▸ PROBLEMS AND TASKS:
1 – Summarize the commentary on John Roberts in two sentences.
2 – Render the entries from their first line through the line containing "title-line: 1988, 2002" as a Markdown table with the columns Nr and Line, giving each non-blank line its own numbered row.

## start SOURCE DOCUMENT

John Roberts is a decent family man and a bright, articulate, thoughtful judge. He has a quality absent in previous right wing candidates like Antonin Scalia and Robert Bork, namely a judicial temperament that makes litigants feel that they have been respectfully heard whether they are on the winning or losing side of a verdict.

But John Roberts is the wrong man for the job. Despite the fact that the White House has withheld key documents either out of incompetence or a fear that those documents might prove embarrassing, we have learned enough from the files on Roberts at the Reagan Library to make it clear that he should be rejected.

This conclusion has only been solidified by Roberts' testimony during this week's hearings. He has been a polished performer, but in failing to present clear answers to straightforward questions, Roberts missed a crucial opportunity to answer legitimate concerns about his record and show compassion for those who have been excluded from the American Dream. The consistent mark of Roberts' career is a lack of commitment to making the Constitution's promise of equal protection a reality for all Americans, particularly the most vulnerable in our society.

He has opposed laws protecting the rights of girls and young women to have the same opportunities in sports as boys and young men. He has argued that politicians, not individual women themselves, ought to control women's reproductive health care. He has opposed various remedies for the racial injustices which have occurred in America since slavery and which persist today. He has consistently joined the radical right in seeking to weaken voting rights protections, in essence attacking the rights of black and Hispanic voters to cast their ballot without paying poll taxes or being subjected to intimidation or gerrymandering. He fought against protecting all Americans from workplace discrimination. Most worrisome, he refused to answer questions on his limited view of the right to personal privacy that most Americans take for granted.

Over the last half century, we have made great progress in promoting equal opportunity for all Americans, but there is still much work to be done. Hurricane Katrina was more than the most catastrophic natural disaster in American history. Those who have in so many ways been denied the opportunity for full participation in our society once again suffered disproportionately in this tragedy -- seniors, African-Americans and those burdened by poverty.

Now is not the time for a Chief Justice who is bent on turning back the progress we have made in moving America forward.

Judge Roberts is said to love the law, but loving the law without loving the American people enough to protect their individual rights and freedoms will make our American community weaker. And the exercise of the law without compassion -- something that Judge Roberts and so many on the far right have consistently been guilty of -- undermines the grace and wisdom of the founders whose sense of balance and fairness made this country great.

## end SOURCE DOCUMENT
## start TASK MATERIAL

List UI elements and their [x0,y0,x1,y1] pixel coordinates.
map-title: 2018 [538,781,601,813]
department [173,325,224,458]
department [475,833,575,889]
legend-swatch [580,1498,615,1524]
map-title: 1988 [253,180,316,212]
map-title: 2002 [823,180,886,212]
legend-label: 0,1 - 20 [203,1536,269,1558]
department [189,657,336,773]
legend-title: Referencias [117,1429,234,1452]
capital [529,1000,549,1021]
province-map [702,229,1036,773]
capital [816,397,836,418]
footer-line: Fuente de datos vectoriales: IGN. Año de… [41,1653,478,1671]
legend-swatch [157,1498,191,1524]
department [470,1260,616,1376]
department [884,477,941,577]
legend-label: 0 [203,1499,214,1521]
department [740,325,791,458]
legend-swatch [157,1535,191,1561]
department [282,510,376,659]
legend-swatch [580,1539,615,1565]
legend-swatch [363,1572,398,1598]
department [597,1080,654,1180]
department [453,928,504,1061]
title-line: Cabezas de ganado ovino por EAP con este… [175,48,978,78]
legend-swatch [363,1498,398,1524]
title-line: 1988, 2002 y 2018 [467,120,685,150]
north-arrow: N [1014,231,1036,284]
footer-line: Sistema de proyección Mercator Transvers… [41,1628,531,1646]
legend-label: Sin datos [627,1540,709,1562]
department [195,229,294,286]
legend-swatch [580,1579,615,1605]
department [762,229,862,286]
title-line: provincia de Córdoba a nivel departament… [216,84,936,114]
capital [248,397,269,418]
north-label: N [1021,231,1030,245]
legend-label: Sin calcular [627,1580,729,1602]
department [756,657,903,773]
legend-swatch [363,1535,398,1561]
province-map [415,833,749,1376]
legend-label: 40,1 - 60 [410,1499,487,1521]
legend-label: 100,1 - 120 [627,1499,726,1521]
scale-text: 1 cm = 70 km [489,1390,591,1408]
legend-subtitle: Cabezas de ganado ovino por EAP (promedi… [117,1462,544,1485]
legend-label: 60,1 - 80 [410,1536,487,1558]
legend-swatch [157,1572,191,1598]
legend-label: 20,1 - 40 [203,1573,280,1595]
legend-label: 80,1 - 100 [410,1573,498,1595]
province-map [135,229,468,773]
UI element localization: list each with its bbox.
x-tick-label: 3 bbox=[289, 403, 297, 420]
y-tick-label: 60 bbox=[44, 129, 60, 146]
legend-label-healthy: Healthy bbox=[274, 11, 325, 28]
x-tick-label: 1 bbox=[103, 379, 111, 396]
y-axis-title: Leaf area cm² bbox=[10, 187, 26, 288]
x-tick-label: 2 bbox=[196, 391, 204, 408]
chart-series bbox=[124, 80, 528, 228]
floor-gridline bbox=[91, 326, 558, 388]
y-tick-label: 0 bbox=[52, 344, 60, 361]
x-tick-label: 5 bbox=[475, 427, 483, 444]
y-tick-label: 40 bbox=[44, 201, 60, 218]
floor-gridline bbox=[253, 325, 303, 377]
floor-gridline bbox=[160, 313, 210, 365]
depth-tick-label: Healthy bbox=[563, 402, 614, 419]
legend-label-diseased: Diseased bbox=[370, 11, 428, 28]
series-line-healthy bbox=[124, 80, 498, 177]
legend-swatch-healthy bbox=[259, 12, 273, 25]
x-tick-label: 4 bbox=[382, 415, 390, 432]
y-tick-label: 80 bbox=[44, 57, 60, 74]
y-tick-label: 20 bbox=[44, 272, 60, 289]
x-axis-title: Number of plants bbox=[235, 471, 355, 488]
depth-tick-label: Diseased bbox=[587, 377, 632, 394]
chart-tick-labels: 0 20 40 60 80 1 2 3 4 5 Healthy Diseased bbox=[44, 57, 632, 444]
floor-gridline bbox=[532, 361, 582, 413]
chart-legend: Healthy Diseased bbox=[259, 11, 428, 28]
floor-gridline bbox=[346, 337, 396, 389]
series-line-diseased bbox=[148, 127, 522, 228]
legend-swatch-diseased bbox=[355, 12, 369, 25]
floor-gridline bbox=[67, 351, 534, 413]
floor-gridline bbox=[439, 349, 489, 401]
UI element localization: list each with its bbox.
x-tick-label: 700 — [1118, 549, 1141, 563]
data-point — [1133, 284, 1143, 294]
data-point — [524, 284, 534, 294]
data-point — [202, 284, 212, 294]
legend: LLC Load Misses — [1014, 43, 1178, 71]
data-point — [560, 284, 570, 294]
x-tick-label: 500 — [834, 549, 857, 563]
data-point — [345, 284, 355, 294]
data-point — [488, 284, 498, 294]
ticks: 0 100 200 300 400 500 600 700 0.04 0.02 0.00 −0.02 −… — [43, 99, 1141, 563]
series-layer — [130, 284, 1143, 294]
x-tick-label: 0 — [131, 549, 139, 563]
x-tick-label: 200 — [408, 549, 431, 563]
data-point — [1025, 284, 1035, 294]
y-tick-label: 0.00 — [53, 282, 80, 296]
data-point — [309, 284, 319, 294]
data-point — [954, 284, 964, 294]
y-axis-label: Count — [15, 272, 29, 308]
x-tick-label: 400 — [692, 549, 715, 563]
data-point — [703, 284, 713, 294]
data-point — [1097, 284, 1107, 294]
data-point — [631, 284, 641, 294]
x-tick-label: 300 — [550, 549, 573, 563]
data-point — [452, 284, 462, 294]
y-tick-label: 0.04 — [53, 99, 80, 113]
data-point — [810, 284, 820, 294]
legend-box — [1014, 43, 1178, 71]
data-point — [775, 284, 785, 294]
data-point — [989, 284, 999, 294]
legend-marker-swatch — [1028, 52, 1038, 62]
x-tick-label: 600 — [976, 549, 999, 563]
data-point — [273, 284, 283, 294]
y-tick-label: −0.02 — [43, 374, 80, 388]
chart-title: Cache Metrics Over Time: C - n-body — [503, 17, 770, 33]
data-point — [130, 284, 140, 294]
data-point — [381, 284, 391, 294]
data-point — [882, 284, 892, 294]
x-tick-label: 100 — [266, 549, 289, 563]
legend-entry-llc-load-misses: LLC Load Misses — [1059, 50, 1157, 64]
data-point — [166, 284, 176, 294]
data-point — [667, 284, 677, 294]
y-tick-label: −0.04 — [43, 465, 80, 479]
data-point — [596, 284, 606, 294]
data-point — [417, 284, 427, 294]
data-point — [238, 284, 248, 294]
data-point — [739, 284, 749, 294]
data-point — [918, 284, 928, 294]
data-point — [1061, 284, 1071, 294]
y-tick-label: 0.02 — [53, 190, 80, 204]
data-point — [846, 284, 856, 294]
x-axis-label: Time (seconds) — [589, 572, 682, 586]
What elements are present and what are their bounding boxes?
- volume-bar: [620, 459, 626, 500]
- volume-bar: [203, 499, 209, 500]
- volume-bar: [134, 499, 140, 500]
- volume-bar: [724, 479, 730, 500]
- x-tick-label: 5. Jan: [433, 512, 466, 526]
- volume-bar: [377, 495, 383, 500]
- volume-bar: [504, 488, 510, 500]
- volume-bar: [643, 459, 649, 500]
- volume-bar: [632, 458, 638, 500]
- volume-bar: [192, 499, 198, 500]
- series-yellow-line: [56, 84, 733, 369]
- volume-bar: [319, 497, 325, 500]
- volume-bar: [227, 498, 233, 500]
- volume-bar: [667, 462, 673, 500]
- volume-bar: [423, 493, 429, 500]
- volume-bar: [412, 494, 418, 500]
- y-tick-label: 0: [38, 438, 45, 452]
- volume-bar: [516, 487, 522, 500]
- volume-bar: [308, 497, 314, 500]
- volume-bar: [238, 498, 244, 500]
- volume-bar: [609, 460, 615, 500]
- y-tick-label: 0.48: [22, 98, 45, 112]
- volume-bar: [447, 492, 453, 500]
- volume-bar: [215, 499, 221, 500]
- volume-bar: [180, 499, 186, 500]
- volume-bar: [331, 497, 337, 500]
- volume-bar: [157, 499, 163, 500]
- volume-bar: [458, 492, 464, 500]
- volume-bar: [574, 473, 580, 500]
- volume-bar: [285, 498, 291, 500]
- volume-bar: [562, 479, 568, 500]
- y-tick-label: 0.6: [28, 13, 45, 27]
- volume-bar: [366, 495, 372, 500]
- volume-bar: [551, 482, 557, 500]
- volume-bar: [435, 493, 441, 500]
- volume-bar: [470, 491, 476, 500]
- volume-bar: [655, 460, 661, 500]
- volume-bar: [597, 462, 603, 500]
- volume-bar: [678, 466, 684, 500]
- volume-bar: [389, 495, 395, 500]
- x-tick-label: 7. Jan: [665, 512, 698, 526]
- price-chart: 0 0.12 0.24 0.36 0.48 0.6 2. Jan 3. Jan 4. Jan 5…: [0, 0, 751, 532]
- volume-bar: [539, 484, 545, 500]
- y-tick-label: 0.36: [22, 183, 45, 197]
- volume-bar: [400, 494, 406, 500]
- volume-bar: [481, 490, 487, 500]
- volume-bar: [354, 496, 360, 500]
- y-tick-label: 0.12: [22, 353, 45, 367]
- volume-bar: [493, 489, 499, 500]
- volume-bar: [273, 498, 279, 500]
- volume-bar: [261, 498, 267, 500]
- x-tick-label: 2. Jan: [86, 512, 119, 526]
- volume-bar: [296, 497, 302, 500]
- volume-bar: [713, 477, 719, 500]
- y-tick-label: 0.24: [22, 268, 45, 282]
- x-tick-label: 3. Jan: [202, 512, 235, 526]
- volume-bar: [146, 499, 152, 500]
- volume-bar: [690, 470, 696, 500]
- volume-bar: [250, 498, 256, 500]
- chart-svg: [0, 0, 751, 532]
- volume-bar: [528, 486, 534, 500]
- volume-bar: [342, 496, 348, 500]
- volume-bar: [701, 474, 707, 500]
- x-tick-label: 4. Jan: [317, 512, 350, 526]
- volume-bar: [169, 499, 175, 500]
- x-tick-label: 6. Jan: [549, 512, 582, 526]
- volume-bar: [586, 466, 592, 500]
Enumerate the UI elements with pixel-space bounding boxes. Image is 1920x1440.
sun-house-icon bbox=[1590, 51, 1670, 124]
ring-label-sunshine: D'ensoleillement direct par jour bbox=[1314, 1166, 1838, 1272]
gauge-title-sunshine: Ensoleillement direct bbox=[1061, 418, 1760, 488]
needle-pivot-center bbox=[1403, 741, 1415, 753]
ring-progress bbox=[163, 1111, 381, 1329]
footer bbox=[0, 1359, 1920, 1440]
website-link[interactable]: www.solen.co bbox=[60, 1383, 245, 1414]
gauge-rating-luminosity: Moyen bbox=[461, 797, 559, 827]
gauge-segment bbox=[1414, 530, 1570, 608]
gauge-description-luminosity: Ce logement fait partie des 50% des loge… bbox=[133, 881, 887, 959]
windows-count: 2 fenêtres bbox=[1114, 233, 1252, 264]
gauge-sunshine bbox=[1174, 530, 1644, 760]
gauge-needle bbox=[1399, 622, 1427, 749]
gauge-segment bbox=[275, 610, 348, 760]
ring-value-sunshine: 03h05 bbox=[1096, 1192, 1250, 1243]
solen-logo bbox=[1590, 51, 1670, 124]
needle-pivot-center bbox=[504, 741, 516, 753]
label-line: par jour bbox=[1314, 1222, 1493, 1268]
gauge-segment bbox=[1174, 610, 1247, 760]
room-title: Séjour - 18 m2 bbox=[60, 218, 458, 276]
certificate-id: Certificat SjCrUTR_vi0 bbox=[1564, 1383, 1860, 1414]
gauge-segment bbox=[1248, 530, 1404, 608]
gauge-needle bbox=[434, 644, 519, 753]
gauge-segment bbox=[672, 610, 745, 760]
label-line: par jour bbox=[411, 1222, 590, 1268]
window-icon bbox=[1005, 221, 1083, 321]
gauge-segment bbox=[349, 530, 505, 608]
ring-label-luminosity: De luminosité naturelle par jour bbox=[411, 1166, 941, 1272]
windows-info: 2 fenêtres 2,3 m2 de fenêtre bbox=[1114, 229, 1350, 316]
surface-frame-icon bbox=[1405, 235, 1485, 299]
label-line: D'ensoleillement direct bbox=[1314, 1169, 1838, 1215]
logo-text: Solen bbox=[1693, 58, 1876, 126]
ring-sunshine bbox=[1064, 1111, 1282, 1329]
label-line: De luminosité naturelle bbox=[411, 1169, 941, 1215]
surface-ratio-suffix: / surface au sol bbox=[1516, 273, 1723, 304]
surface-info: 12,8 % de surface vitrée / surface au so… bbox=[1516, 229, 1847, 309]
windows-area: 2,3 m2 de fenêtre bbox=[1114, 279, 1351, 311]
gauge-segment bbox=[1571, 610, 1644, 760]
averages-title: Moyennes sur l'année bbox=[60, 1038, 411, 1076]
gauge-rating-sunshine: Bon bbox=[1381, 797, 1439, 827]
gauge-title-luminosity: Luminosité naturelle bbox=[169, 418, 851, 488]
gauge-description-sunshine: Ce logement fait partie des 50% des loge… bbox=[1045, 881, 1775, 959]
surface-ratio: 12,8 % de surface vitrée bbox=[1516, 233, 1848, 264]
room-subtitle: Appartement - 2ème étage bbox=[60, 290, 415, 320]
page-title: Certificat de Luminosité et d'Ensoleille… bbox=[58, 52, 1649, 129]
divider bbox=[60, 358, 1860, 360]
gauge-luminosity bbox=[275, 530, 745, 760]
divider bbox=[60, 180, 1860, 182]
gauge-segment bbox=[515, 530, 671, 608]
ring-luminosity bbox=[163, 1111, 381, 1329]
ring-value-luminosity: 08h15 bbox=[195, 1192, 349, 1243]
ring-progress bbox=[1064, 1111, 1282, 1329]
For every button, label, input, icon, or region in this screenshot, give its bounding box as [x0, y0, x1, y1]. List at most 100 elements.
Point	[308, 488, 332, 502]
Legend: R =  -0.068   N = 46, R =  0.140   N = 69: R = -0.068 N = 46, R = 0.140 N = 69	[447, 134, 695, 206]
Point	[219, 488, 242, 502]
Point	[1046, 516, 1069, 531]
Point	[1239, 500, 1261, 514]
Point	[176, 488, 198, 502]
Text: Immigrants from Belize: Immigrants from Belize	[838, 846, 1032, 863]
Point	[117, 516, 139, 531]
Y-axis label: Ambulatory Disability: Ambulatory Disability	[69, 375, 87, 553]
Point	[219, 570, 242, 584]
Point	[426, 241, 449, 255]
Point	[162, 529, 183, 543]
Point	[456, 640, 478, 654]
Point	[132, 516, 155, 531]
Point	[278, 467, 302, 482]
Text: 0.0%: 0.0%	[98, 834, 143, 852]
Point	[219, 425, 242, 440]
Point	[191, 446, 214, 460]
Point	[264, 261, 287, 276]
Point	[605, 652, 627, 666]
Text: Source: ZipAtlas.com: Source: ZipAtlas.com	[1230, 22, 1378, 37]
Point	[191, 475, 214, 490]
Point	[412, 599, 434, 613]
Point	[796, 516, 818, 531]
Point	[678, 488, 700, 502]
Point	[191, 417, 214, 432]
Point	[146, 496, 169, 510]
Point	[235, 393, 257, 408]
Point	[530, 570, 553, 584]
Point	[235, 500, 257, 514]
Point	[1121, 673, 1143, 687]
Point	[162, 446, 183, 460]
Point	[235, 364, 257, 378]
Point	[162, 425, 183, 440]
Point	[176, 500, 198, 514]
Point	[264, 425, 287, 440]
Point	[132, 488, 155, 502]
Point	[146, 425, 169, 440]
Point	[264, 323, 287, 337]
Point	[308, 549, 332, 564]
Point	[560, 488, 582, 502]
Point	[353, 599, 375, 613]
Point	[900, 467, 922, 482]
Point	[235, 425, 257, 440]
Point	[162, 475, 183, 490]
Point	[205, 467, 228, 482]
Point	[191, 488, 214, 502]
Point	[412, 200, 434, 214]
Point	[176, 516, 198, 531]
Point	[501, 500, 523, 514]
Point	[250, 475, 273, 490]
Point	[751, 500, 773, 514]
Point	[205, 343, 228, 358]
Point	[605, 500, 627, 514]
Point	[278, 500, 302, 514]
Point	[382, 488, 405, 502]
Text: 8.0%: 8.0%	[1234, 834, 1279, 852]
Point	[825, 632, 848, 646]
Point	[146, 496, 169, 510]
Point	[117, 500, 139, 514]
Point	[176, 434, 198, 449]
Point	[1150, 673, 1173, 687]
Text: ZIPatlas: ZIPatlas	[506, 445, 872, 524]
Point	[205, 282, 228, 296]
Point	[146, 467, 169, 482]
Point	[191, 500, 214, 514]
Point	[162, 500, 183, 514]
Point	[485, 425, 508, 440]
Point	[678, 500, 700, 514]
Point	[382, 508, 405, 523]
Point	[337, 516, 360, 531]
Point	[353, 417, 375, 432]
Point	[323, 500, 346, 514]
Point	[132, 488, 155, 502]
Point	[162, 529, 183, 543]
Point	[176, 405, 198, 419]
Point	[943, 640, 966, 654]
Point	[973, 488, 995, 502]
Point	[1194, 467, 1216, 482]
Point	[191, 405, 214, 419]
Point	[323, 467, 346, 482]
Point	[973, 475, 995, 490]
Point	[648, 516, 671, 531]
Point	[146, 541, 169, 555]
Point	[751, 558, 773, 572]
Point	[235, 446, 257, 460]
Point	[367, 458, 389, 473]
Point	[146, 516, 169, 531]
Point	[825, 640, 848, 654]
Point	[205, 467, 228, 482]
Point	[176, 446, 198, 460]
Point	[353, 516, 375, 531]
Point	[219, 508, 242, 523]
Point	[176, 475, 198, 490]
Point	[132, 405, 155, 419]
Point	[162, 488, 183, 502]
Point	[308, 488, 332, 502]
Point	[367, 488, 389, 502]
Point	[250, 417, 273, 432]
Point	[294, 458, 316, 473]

## end TASK MATERIAL

▸ REPLIES:
1 – The commentary grants that John Roberts is a decent family man and a bright, thoughtful judge with a respectful judicial temperament, but argues that he is the wrong man for the job and should be rejected. It says his failure to answer questions clearly at the hearings reinforced that view, citing a career lacking commitment to equal protection: opposition to equal sports opportunities for girls, to women's control of their reproductive health care, to racial remedies, voting rights protections and workplace discrimination protections, and a limited view of privacy.

2 –
| Nr | Line |
|---|---|
| 1 | List UI elements and their [x0,y0,x1,y1] pixel coordinates. |
| 2 | map-title: 2018 [538,781,601,813] |
| 3 | department [173,325,224,458] |
| 4 | department [475,833,575,889] |
| 5 | legend-swatch [580,1498,615,1524] |
| 6 | map-title: 1988 [253,180,316,212] |
| 7 | map-title: 2002 [823,180,886,212] |
| 8 | legend-label: 0,1 - 20 [203,1536,269,1558] |
| 9 | department [189,657,336,773] |
| 10 | legend-title: Referencias [117,1429,234,1452] |
| 11 | capital [529,1000,549,1021] |
| 12 | province-map [702,229,1036,773] |
| 13 | capital [816,397,836,418] |
| 14 | footer-line: Fuente de datos vectoriales: IGN. Año de… [41,1653,478,1671] |
| 15 | legend-swatch [157,1498,191,1524] |
| 16 | department [470,1260,616,1376] |
| 17 | department [884,477,941,577] |
| 18 | legend-label: 0 [203,1499,214,1521] |
| 19 | department [740,325,791,458] |
| 20 | legend-swatch [157,1535,191,1561] |
| 21 | department [282,510,376,659] |
| 22 | legend-swatch [580,1539,615,1565] |
| 23 | legend-swatch [363,1572,398,1598] |
| 24 | department [597,1080,654,1180] |
| 25 | department [453,928,504,1061] |
| 26 | title-line: Cabezas de ganado ovino por EAP con este… [175,48,978,78] |
| 27 | legend-swatch [363,1498,398,1524] |
| 28 | title-line: 1988, 2002 y 2018 [467,120,685,150] |